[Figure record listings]
===============

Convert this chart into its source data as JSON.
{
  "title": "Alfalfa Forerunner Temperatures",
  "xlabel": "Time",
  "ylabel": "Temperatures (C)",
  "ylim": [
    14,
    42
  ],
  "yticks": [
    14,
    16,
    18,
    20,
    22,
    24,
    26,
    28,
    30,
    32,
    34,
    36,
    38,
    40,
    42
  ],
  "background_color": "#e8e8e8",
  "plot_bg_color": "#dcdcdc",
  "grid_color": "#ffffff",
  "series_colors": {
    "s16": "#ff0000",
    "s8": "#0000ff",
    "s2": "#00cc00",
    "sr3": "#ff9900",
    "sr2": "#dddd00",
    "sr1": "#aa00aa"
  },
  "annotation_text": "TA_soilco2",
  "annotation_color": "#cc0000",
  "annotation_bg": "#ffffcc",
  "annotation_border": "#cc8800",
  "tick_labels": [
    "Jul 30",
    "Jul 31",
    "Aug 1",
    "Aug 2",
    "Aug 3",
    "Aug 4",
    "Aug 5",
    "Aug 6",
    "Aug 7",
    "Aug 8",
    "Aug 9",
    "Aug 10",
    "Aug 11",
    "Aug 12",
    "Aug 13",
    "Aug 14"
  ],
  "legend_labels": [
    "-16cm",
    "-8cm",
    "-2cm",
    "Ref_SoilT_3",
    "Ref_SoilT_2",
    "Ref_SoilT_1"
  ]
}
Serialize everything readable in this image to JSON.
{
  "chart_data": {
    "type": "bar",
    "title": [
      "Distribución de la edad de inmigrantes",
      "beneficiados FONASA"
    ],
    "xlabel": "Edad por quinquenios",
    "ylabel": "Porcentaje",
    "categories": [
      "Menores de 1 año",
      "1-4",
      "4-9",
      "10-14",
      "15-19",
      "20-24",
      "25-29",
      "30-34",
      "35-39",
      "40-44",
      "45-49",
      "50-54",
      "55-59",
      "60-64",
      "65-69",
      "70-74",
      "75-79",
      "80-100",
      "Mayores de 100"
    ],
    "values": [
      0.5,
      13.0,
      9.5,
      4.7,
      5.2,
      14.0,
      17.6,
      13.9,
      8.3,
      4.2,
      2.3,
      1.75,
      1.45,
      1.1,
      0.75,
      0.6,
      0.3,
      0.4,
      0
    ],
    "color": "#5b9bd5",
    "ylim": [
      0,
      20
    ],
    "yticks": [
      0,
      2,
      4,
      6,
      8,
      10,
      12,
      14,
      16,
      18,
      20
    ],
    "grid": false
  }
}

===============

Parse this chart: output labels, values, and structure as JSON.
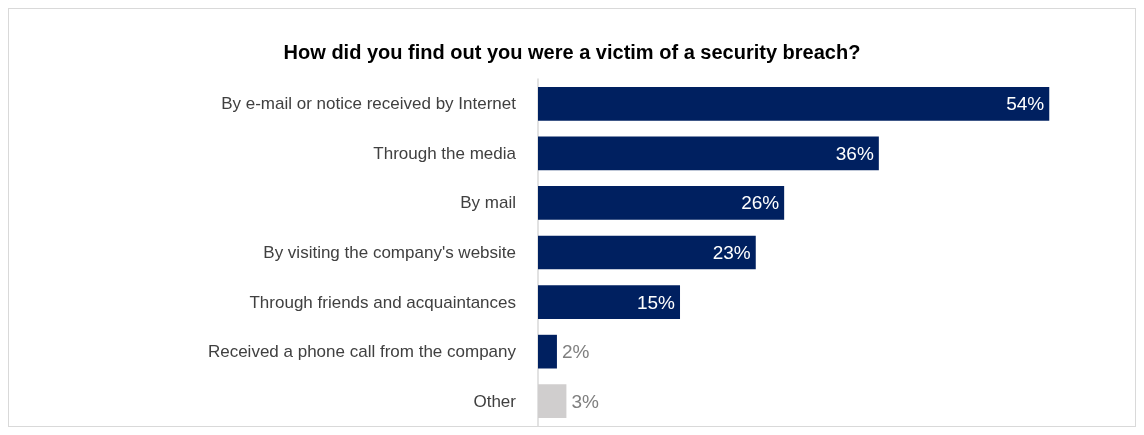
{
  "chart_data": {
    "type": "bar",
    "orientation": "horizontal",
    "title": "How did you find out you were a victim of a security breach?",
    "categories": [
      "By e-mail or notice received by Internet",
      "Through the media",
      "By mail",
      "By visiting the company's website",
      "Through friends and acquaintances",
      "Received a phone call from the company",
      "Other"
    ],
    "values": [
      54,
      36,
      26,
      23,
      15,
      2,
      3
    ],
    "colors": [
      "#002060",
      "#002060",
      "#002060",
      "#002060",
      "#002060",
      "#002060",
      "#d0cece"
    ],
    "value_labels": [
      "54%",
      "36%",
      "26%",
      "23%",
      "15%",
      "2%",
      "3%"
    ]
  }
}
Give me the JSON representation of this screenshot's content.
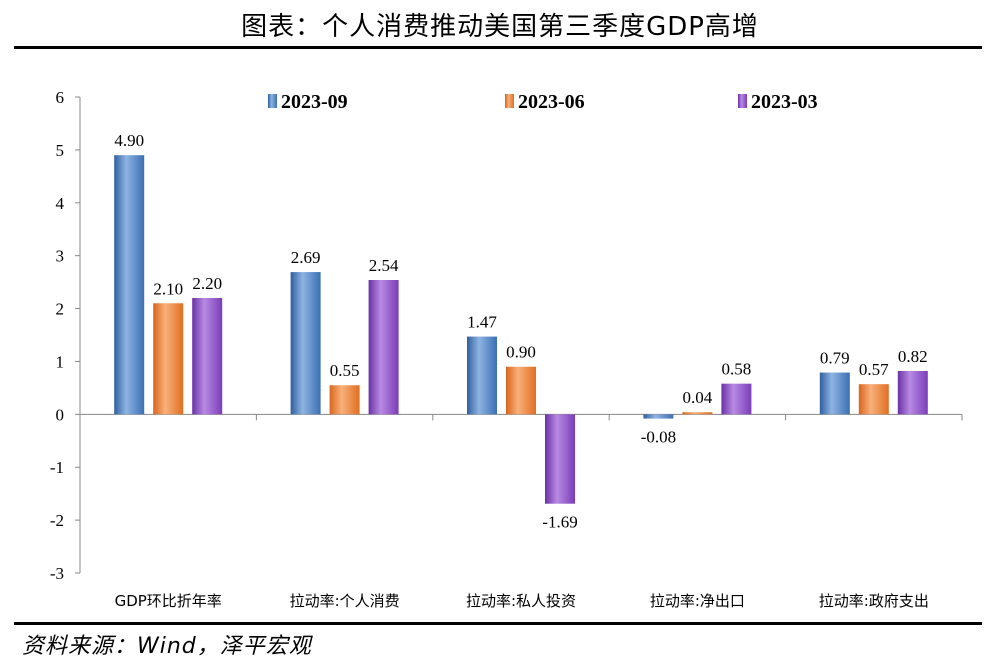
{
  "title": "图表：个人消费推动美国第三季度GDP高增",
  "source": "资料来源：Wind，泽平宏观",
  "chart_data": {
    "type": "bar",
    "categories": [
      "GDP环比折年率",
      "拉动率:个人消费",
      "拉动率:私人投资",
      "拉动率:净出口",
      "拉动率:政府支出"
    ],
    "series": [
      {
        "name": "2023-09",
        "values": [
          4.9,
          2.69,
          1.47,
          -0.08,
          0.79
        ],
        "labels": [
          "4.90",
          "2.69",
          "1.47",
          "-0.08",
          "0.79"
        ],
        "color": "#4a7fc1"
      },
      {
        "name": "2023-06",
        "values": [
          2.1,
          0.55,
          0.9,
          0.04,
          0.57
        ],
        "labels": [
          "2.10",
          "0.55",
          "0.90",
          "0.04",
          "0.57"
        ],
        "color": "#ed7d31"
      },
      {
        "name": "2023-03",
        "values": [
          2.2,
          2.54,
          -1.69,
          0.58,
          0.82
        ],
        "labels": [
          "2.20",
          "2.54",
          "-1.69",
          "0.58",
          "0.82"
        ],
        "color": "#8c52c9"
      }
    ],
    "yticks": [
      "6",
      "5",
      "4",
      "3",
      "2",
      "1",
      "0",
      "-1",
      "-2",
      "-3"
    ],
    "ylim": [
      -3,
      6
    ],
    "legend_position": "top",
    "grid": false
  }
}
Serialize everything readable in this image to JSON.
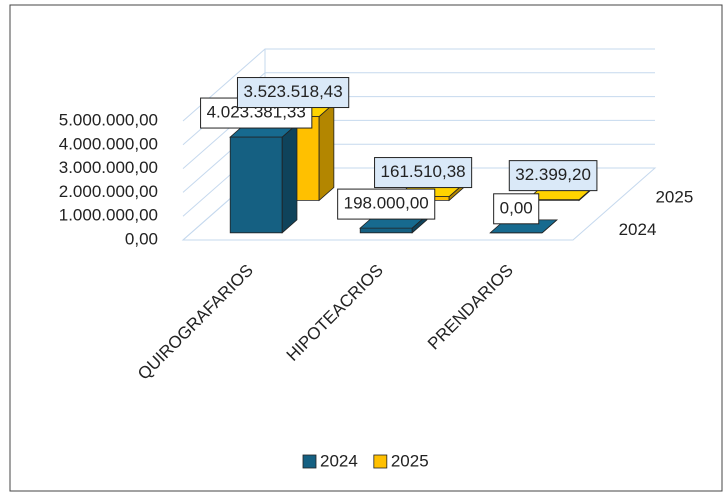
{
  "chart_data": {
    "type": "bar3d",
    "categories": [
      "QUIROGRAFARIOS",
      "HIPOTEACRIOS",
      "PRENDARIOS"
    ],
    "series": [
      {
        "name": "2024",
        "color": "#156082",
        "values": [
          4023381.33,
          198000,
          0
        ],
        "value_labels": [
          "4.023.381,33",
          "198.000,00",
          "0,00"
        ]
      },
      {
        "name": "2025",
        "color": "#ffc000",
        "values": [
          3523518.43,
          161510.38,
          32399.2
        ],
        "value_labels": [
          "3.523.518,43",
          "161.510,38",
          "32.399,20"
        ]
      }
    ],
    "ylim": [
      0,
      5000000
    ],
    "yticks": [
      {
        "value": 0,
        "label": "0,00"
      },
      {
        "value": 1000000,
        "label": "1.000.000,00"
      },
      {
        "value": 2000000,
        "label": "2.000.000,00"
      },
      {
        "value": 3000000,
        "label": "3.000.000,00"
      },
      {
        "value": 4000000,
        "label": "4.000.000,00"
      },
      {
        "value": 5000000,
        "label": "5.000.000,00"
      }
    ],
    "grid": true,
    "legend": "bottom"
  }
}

===============

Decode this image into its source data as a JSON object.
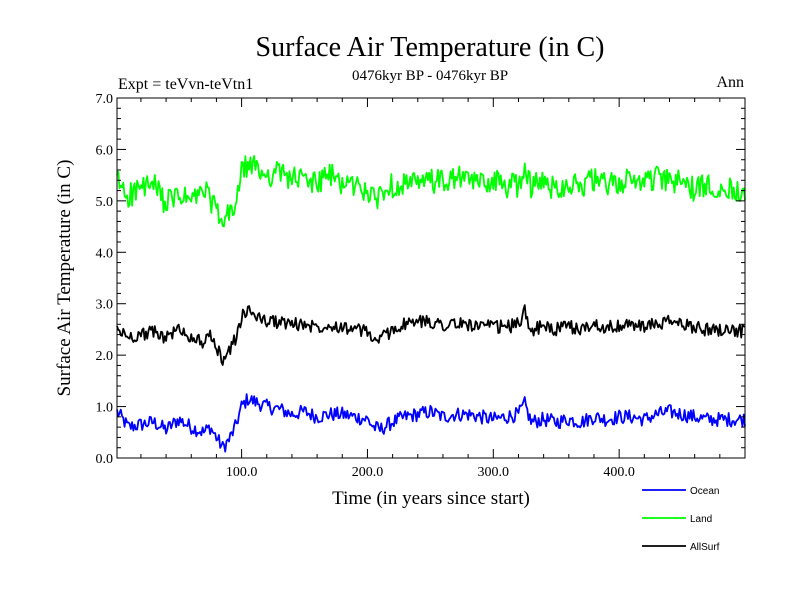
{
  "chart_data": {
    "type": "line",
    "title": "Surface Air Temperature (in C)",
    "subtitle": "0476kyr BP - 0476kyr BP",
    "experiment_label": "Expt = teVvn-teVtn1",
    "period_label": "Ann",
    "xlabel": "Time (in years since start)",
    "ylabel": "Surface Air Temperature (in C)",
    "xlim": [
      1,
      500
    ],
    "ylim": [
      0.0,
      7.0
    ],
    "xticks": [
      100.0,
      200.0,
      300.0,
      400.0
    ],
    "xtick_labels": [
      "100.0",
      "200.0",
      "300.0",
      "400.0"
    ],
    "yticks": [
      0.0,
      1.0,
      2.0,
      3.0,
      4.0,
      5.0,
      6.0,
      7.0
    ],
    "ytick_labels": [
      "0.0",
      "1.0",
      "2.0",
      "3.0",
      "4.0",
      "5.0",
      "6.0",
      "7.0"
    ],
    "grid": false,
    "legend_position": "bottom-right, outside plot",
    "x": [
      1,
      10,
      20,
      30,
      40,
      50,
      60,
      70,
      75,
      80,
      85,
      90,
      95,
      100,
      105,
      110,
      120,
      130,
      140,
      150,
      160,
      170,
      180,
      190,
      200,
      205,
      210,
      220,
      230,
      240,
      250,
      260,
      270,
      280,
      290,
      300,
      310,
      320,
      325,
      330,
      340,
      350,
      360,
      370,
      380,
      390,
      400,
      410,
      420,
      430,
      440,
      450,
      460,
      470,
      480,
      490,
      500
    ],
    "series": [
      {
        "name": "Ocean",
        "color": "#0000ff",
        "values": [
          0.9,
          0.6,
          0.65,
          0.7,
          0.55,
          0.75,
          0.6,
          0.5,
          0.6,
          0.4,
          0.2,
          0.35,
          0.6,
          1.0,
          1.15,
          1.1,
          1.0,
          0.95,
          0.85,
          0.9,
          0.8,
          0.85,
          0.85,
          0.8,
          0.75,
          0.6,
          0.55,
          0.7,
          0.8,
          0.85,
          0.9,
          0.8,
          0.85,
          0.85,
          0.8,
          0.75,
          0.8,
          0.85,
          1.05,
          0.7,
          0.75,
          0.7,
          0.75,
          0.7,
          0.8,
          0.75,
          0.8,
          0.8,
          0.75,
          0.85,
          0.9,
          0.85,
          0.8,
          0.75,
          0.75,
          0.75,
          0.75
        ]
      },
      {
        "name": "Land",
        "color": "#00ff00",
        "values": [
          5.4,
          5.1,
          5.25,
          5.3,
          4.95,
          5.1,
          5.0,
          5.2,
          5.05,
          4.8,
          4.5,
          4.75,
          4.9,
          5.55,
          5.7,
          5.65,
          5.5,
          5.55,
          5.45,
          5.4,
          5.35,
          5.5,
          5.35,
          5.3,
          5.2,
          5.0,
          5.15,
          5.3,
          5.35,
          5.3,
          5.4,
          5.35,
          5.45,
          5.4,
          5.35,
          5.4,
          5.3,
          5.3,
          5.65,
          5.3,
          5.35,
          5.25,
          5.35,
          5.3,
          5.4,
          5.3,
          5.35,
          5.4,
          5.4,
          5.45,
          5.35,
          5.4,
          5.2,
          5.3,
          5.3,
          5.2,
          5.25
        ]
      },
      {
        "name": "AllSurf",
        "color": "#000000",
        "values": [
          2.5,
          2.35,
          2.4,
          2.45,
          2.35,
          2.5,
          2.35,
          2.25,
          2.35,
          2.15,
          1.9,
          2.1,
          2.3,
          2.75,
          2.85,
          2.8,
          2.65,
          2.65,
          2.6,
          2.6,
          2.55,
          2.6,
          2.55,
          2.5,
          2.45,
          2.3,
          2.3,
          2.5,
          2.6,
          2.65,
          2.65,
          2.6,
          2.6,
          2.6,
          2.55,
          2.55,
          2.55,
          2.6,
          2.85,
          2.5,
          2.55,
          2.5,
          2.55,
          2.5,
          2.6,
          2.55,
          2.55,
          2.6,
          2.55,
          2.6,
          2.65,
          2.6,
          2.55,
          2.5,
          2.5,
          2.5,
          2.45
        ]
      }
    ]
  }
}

===============

# PROBLEM:
Look through the material above. Copy each line where the word "mail" appears.

# SOLUTION TO THIS TASK:
      "By e-mail or notice received by Internet",
      "By mail",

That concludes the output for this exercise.